Exercise objective: Return all entries word for word, but drop any images.

Entries with figure data:
+++
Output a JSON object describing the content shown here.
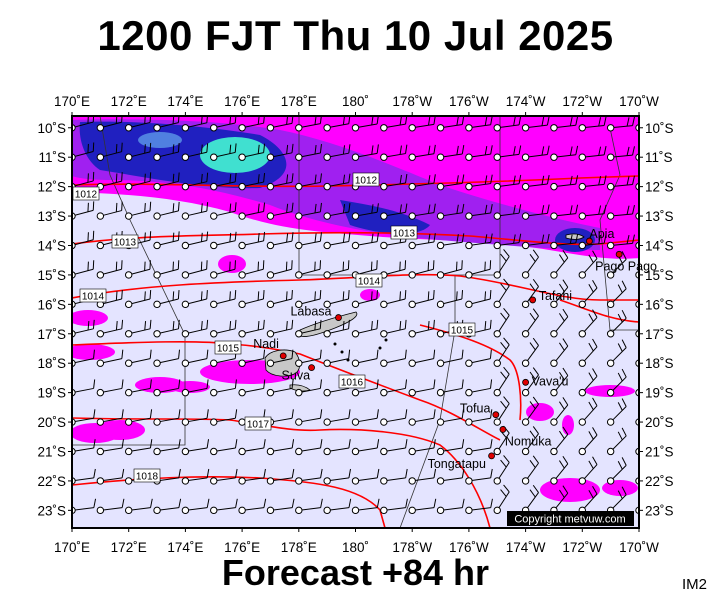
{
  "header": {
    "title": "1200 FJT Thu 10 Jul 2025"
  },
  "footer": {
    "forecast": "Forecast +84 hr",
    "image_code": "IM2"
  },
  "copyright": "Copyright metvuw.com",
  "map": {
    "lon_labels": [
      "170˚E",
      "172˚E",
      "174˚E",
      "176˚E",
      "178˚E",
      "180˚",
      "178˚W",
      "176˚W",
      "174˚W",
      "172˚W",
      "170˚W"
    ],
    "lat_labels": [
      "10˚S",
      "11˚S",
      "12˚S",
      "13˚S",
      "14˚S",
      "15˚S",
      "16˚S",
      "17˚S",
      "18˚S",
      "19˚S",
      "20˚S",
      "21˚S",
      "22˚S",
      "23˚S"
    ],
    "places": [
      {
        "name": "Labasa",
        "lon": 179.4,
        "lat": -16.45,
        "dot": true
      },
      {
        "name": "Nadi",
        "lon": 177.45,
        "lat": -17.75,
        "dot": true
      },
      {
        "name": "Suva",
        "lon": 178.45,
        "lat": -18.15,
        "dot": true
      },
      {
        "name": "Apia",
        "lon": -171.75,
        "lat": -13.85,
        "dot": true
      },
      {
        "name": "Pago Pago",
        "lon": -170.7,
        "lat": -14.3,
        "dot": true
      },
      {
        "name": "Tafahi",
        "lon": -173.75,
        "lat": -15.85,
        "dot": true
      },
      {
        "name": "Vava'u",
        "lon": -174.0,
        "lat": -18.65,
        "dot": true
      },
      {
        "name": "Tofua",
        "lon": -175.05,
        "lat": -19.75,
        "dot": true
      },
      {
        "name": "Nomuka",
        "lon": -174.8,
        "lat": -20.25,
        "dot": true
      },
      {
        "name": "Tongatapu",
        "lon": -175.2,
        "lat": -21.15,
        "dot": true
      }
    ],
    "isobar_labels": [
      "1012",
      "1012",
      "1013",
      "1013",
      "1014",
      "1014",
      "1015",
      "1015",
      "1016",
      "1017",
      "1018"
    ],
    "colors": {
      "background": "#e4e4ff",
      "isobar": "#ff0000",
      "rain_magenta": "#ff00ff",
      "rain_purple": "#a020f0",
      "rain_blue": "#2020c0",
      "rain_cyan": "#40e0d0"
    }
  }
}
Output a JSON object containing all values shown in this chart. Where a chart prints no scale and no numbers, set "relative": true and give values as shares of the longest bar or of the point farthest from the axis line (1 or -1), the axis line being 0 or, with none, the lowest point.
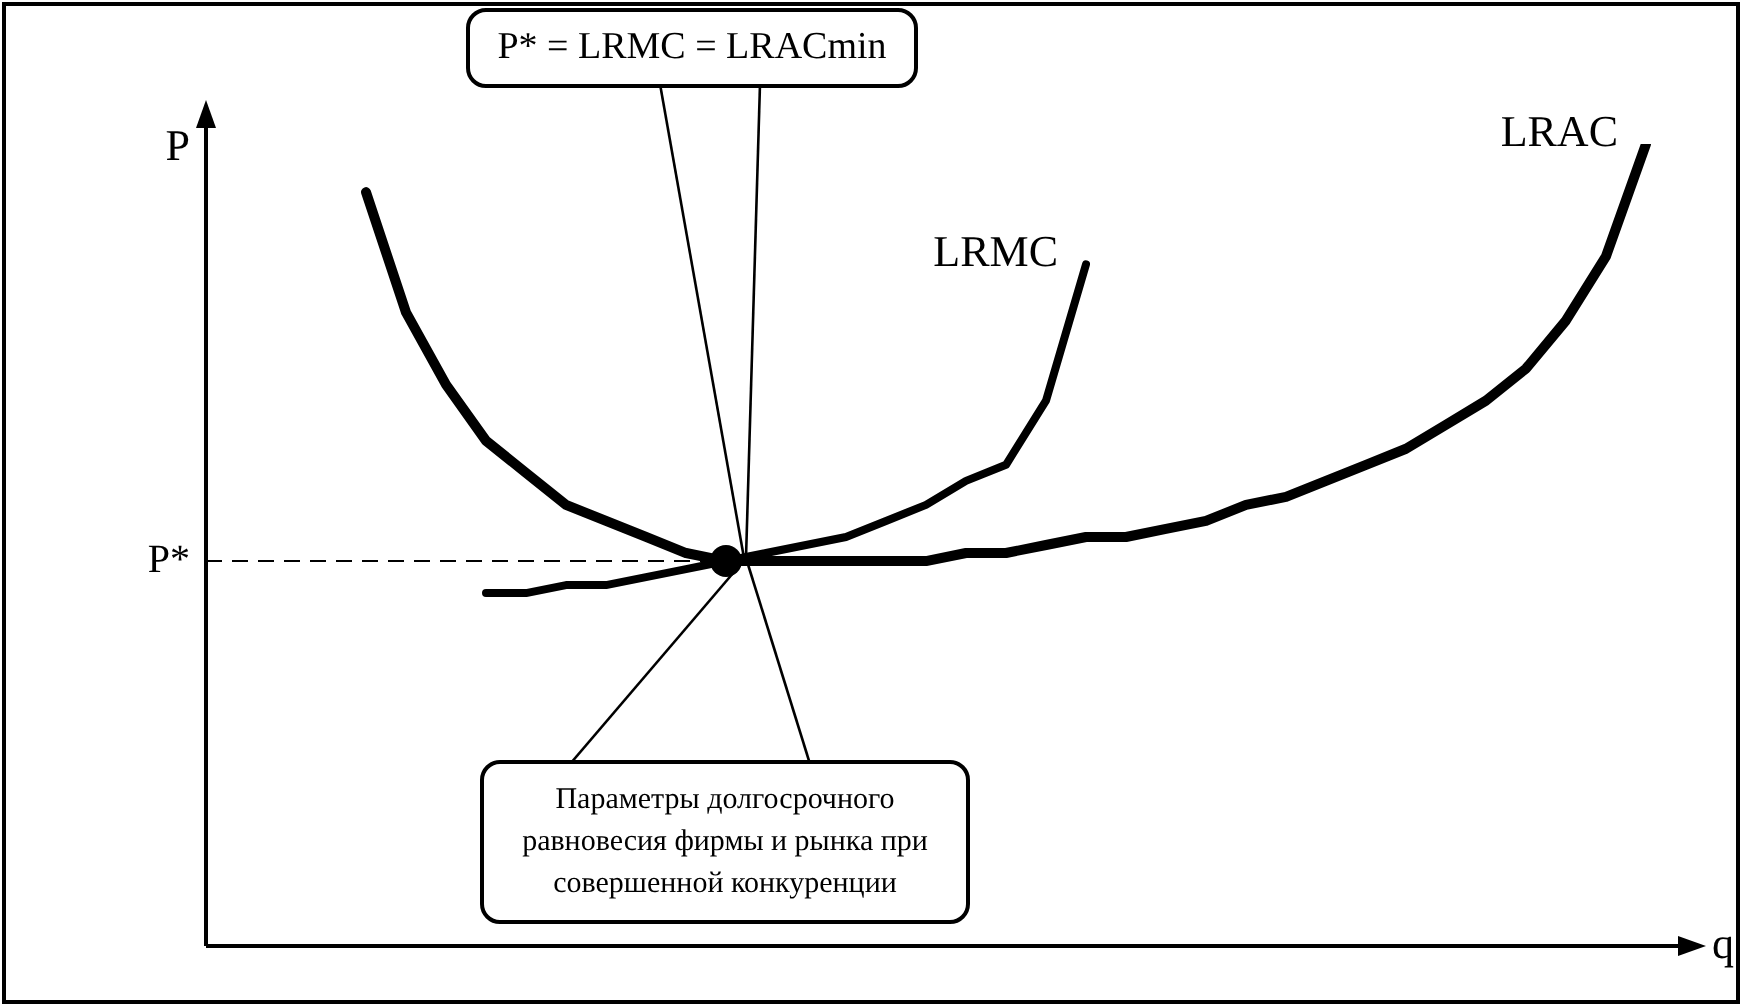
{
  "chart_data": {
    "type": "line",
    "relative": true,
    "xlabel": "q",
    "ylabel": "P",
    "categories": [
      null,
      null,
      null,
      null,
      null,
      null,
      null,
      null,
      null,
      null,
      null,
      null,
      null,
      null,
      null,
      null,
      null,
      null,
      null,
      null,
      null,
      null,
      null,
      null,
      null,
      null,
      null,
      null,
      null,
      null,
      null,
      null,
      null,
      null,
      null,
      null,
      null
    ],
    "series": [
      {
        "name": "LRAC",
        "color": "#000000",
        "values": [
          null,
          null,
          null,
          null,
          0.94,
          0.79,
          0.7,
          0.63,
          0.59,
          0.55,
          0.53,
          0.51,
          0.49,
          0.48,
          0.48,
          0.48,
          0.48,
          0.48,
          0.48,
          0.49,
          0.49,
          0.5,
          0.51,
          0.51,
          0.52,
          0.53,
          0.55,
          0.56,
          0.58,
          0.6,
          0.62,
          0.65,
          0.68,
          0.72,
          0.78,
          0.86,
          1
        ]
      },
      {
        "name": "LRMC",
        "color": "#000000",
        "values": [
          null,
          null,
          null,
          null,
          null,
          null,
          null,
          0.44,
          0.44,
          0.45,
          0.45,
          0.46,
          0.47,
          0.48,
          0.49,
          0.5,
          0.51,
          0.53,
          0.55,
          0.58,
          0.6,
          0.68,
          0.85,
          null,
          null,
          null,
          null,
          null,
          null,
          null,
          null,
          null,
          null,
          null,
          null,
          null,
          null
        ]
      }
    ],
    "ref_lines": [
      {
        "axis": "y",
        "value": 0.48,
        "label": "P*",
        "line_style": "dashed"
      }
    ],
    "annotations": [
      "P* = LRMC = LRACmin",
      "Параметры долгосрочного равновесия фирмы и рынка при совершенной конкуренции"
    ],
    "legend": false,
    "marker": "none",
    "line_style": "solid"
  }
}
+++
Result of the task:
Output a JSON object describing the content shown here.
{
  "header": {
    "title": "1200 FJT Thu 10 Jul 2025"
  },
  "footer": {
    "forecast": "Forecast +84 hr",
    "image_code": "IM2"
  },
  "copyright": "Copyright metvuw.com",
  "map": {
    "lon_labels": [
      "170˚E",
      "172˚E",
      "174˚E",
      "176˚E",
      "178˚E",
      "180˚",
      "178˚W",
      "176˚W",
      "174˚W",
      "172˚W",
      "170˚W"
    ],
    "lat_labels": [
      "10˚S",
      "11˚S",
      "12˚S",
      "13˚S",
      "14˚S",
      "15˚S",
      "16˚S",
      "17˚S",
      "18˚S",
      "19˚S",
      "20˚S",
      "21˚S",
      "22˚S",
      "23˚S"
    ],
    "places": [
      {
        "name": "Labasa",
        "lon": 179.4,
        "lat": -16.45,
        "dot": true
      },
      {
        "name": "Nadi",
        "lon": 177.45,
        "lat": -17.75,
        "dot": true
      },
      {
        "name": "Suva",
        "lon": 178.45,
        "lat": -18.15,
        "dot": true
      },
      {
        "name": "Apia",
        "lon": -171.75,
        "lat": -13.85,
        "dot": true
      },
      {
        "name": "Pago Pago",
        "lon": -170.7,
        "lat": -14.3,
        "dot": true
      },
      {
        "name": "Tafahi",
        "lon": -173.75,
        "lat": -15.85,
        "dot": true
      },
      {
        "name": "Vava'u",
        "lon": -174.0,
        "lat": -18.65,
        "dot": true
      },
      {
        "name": "Tofua",
        "lon": -175.05,
        "lat": -19.75,
        "dot": true
      },
      {
        "name": "Nomuka",
        "lon": -174.8,
        "lat": -20.25,
        "dot": true
      },
      {
        "name": "Tongatapu",
        "lon": -175.2,
        "lat": -21.15,
        "dot": true
      }
    ],
    "isobar_labels": [
      "1012",
      "1012",
      "1013",
      "1013",
      "1014",
      "1014",
      "1015",
      "1015",
      "1016",
      "1017",
      "1018"
    ],
    "colors": {
      "background": "#e4e4ff",
      "isobar": "#ff0000",
      "rain_magenta": "#ff00ff",
      "rain_purple": "#a020f0",
      "rain_blue": "#2020c0",
      "rain_cyan": "#40e0d0"
    }
  }
}
Output a JSON object containing all values shown in this chart. Where a chart prints no scale and no numbers, set "relative": true and give values as shares of the longest bar or of the point farthest from the axis line (1 or -1), the axis line being 0 or, with none, the lowest point.
{
  "chart_data": {
    "type": "line",
    "relative": true,
    "xlabel": "q",
    "ylabel": "P",
    "categories": [
      null,
      null,
      null,
      null,
      null,
      null,
      null,
      null,
      null,
      null,
      null,
      null,
      null,
      null,
      null,
      null,
      null,
      null,
      null,
      null,
      null,
      null,
      null,
      null,
      null,
      null,
      null,
      null,
      null,
      null,
      null,
      null,
      null,
      null,
      null,
      null,
      null
    ],
    "series": [
      {
        "name": "LRAC",
        "color": "#000000",
        "values": [
          null,
          null,
          null,
          null,
          0.94,
          0.79,
          0.7,
          0.63,
          0.59,
          0.55,
          0.53,
          0.51,
          0.49,
          0.48,
          0.48,
          0.48,
          0.48,
          0.48,
          0.48,
          0.49,
          0.49,
          0.5,
          0.51,
          0.51,
          0.52,
          0.53,
          0.55,
          0.56,
          0.58,
          0.6,
          0.62,
          0.65,
          0.68,
          0.72,
          0.78,
          0.86,
          1
        ]
      },
      {
        "name": "LRMC",
        "color": "#000000",
        "values": [
          null,
          null,
          null,
          null,
          null,
          null,
          null,
          0.44,
          0.44,
          0.45,
          0.45,
          0.46,
          0.47,
          0.48,
          0.49,
          0.5,
          0.51,
          0.53,
          0.55,
          0.58,
          0.6,
          0.68,
          0.85,
          null,
          null,
          null,
          null,
          null,
          null,
          null,
          null,
          null,
          null,
          null,
          null,
          null,
          null
        ]
      }
    ],
    "ref_lines": [
      {
        "axis": "y",
        "value": 0.48,
        "label": "P*",
        "line_style": "dashed"
      }
    ],
    "annotations": [
      "P* = LRMC = LRACmin",
      "Параметры долгосрочного равновесия фирмы и рынка при совершенной конкуренции"
    ],
    "legend": false,
    "marker": "none",
    "line_style": "solid"
  }
}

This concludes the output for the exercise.